Rows from a dataset
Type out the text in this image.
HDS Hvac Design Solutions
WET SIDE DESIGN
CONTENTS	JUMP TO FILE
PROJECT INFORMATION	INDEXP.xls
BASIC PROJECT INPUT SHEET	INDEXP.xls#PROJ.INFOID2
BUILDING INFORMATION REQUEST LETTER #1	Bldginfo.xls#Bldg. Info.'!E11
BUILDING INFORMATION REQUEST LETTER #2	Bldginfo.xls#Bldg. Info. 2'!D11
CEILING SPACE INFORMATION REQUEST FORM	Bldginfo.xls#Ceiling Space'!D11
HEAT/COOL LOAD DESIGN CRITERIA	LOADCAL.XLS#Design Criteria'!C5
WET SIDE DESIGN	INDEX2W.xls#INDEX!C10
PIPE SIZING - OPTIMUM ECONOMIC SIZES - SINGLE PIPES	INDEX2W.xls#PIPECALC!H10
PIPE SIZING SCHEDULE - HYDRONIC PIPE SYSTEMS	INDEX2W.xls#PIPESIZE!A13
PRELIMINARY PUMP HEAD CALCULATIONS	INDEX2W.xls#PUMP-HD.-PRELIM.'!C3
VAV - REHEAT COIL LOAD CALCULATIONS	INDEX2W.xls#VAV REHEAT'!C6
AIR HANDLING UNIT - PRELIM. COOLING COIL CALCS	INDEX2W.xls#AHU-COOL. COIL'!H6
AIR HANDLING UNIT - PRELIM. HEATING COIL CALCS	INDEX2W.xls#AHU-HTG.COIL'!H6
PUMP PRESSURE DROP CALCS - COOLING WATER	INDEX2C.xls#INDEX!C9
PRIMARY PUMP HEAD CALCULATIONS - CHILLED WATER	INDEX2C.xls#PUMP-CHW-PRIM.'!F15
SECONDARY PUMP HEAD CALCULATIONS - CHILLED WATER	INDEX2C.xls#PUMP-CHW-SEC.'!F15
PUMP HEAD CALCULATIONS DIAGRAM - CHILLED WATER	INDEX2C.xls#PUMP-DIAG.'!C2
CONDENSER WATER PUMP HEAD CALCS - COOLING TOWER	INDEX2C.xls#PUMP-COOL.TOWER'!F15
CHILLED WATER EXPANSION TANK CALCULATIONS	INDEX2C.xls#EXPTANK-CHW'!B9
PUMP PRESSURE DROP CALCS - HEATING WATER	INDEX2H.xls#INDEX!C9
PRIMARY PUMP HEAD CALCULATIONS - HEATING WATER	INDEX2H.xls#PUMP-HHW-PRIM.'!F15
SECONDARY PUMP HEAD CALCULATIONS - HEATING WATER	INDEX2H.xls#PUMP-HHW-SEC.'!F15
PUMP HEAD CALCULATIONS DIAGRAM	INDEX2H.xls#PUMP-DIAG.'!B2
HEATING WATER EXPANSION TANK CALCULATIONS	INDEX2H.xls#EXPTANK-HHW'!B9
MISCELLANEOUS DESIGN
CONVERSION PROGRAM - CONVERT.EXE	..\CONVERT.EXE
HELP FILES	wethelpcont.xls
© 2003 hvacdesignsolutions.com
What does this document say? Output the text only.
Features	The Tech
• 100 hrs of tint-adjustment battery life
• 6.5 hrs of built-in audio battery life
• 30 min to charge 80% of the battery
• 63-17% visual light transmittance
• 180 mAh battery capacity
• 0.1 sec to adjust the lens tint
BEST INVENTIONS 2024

- _What the exercise asks_: Tell how many lines of the material above hold "CALCS", answering with a bare number.

- _Reply_: 5